## Request
Exactly as written, print each record in the listing.

Records that describe figures
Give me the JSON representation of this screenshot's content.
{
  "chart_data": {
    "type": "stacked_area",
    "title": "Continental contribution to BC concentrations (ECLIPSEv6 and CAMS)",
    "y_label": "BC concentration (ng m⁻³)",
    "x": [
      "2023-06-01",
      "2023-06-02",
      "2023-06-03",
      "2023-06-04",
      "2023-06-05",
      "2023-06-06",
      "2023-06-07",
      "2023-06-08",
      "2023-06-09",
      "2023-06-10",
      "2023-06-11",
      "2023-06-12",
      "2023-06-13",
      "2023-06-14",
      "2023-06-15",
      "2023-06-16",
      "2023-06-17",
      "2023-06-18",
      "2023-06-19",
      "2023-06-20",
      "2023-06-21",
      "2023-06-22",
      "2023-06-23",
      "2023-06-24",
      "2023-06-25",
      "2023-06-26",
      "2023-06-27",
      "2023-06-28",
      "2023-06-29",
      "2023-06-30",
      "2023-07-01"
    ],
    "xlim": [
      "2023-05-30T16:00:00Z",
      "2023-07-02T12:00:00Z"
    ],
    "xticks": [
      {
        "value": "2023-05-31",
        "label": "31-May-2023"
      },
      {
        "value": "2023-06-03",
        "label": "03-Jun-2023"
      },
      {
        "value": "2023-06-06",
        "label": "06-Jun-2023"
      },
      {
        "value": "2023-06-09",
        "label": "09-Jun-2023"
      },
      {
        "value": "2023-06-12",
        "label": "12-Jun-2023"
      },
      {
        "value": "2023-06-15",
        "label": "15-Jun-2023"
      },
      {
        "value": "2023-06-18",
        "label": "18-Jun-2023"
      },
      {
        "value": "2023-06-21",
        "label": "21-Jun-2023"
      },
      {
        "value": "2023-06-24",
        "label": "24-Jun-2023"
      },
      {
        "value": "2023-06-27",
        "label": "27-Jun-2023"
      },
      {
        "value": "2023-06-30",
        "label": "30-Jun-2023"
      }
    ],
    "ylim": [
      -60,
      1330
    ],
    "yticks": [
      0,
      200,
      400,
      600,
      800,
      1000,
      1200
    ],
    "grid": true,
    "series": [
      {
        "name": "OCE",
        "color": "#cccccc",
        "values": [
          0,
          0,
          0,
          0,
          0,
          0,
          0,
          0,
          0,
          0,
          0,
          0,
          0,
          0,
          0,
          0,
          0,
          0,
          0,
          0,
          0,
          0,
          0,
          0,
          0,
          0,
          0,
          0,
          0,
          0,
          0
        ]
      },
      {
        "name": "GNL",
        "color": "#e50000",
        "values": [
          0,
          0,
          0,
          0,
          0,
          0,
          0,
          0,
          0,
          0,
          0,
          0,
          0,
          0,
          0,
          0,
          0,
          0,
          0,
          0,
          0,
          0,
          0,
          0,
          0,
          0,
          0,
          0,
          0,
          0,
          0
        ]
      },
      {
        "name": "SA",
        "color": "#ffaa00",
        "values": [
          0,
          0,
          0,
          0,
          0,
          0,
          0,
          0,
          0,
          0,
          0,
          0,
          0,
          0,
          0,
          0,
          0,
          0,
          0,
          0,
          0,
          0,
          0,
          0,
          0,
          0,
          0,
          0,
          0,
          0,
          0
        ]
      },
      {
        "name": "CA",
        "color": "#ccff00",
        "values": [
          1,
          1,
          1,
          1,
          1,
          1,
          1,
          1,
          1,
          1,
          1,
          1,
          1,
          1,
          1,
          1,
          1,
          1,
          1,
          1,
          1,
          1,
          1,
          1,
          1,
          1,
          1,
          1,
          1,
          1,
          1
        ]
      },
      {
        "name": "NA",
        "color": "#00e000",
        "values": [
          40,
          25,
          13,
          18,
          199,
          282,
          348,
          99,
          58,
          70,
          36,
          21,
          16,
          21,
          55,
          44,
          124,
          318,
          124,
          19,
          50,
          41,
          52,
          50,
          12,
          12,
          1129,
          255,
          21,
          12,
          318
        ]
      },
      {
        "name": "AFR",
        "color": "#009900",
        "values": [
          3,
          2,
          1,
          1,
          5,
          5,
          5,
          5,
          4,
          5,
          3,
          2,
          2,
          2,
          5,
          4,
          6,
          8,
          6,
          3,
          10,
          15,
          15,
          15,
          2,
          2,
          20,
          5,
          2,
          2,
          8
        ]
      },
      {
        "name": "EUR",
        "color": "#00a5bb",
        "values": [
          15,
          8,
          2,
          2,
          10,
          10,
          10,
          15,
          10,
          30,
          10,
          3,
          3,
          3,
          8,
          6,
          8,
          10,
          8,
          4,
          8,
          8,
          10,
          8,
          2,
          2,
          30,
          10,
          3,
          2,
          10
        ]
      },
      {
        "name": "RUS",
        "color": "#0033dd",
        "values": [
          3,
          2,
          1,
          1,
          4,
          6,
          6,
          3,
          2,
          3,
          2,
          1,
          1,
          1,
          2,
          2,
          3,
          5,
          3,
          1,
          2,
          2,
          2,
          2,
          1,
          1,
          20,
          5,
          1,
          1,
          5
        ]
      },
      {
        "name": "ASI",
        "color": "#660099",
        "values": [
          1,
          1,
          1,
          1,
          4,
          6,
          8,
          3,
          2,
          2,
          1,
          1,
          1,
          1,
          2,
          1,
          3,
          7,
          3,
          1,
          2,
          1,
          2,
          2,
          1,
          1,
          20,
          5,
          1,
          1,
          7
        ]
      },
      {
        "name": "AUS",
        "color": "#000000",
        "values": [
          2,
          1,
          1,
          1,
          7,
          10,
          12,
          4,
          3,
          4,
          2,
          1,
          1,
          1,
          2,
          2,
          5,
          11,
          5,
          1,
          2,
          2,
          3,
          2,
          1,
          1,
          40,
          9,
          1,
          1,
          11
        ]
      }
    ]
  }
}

## Solution for this exercise
Give me the JSON representation of this screenshot's content.
{
  "chart_data": {
    "type": "stacked_area",
    "title": "Continental contribution to BC concentrations (ECLIPSEv6 and CAMS)",
    "y_label": "BC concentration (ng m⁻³)",
    "x": [
      "2023-06-01",
      "2023-06-02",
      "2023-06-03",
      "2023-06-04",
      "2023-06-05",
      "2023-06-06",
      "2023-06-07",
      "2023-06-08",
      "2023-06-09",
      "2023-06-10",
      "2023-06-11",
      "2023-06-12",
      "2023-06-13",
      "2023-06-14",
      "2023-06-15",
      "2023-06-16",
      "2023-06-17",
      "2023-06-18",
      "2023-06-19",
      "2023-06-20",
      "2023-06-21",
      "2023-06-22",
      "2023-06-23",
      "2023-06-24",
      "2023-06-25",
      "2023-06-26",
      "2023-06-27",
      "2023-06-28",
      "2023-06-29",
      "2023-06-30",
      "2023-07-01"
    ],
    "xlim": [
      "2023-05-30T16:00:00Z",
      "2023-07-02T12:00:00Z"
    ],
    "xticks": [
      {
        "value": "2023-05-31",
        "label": "31-May-2023"
      },
      {
        "value": "2023-06-03",
        "label": "03-Jun-2023"
      },
      {
        "value": "2023-06-06",
        "label": "06-Jun-2023"
      },
      {
        "value": "2023-06-09",
        "label": "09-Jun-2023"
      },
      {
        "value": "2023-06-12",
        "label": "12-Jun-2023"
      },
      {
        "value": "2023-06-15",
        "label": "15-Jun-2023"
      },
      {
        "value": "2023-06-18",
        "label": "18-Jun-2023"
      },
      {
        "value": "2023-06-21",
        "label": "21-Jun-2023"
      },
      {
        "value": "2023-06-24",
        "label": "24-Jun-2023"
      },
      {
        "value": "2023-06-27",
        "label": "27-Jun-2023"
      },
      {
        "value": "2023-06-30",
        "label": "30-Jun-2023"
      }
    ],
    "ylim": [
      -60,
      1330
    ],
    "yticks": [
      0,
      200,
      400,
      600,
      800,
      1000,
      1200
    ],
    "grid": true,
    "series": [
      {
        "name": "OCE",
        "color": "#cccccc",
        "values": [
          0,
          0,
          0,
          0,
          0,
          0,
          0,
          0,
          0,
          0,
          0,
          0,
          0,
          0,
          0,
          0,
          0,
          0,
          0,
          0,
          0,
          0,
          0,
          0,
          0,
          0,
          0,
          0,
          0,
          0,
          0
        ]
      },
      {
        "name": "GNL",
        "color": "#e50000",
        "values": [
          0,
          0,
          0,
          0,
          0,
          0,
          0,
          0,
          0,
          0,
          0,
          0,
          0,
          0,
          0,
          0,
          0,
          0,
          0,
          0,
          0,
          0,
          0,
          0,
          0,
          0,
          0,
          0,
          0,
          0,
          0
        ]
      },
      {
        "name": "SA",
        "color": "#ffaa00",
        "values": [
          0,
          0,
          0,
          0,
          0,
          0,
          0,
          0,
          0,
          0,
          0,
          0,
          0,
          0,
          0,
          0,
          0,
          0,
          0,
          0,
          0,
          0,
          0,
          0,
          0,
          0,
          0,
          0,
          0,
          0,
          0
        ]
      },
      {
        "name": "CA",
        "color": "#ccff00",
        "values": [
          1,
          1,
          1,
          1,
          1,
          1,
          1,
          1,
          1,
          1,
          1,
          1,
          1,
          1,
          1,
          1,
          1,
          1,
          1,
          1,
          1,
          1,
          1,
          1,
          1,
          1,
          1,
          1,
          1,
          1,
          1
        ]
      },
      {
        "name": "NA",
        "color": "#00e000",
        "values": [
          40,
          25,
          13,
          18,
          199,
          282,
          348,
          99,
          58,
          70,
          36,
          21,
          16,
          21,
          55,
          44,
          124,
          318,
          124,
          19,
          50,
          41,
          52,
          50,
          12,
          12,
          1129,
          255,
          21,
          12,
          318
        ]
      },
      {
        "name": "AFR",
        "color": "#009900",
        "values": [
          3,
          2,
          1,
          1,
          5,
          5,
          5,
          5,
          4,
          5,
          3,
          2,
          2,
          2,
          5,
          4,
          6,
          8,
          6,
          3,
          10,
          15,
          15,
          15,
          2,
          2,
          20,
          5,
          2,
          2,
          8
        ]
      },
      {
        "name": "EUR",
        "color": "#00a5bb",
        "values": [
          15,
          8,
          2,
          2,
          10,
          10,
          10,
          15,
          10,
          30,
          10,
          3,
          3,
          3,
          8,
          6,
          8,
          10,
          8,
          4,
          8,
          8,
          10,
          8,
          2,
          2,
          30,
          10,
          3,
          2,
          10
        ]
      },
      {
        "name": "RUS",
        "color": "#0033dd",
        "values": [
          3,
          2,
          1,
          1,
          4,
          6,
          6,
          3,
          2,
          3,
          2,
          1,
          1,
          1,
          2,
          2,
          3,
          5,
          3,
          1,
          2,
          2,
          2,
          2,
          1,
          1,
          20,
          5,
          1,
          1,
          5
        ]
      },
      {
        "name": "ASI",
        "color": "#660099",
        "values": [
          1,
          1,
          1,
          1,
          4,
          6,
          8,
          3,
          2,
          2,
          1,
          1,
          1,
          1,
          2,
          1,
          3,
          7,
          3,
          1,
          2,
          1,
          2,
          2,
          1,
          1,
          20,
          5,
          1,
          1,
          7
        ]
      },
      {
        "name": "AUS",
        "color": "#000000",
        "values": [
          2,
          1,
          1,
          1,
          7,
          10,
          12,
          4,
          3,
          4,
          2,
          1,
          1,
          1,
          2,
          2,
          5,
          11,
          5,
          1,
          2,
          2,
          3,
          2,
          1,
          1,
          40,
          9,
          1,
          1,
          11
        ]
      }
    ]
  }
}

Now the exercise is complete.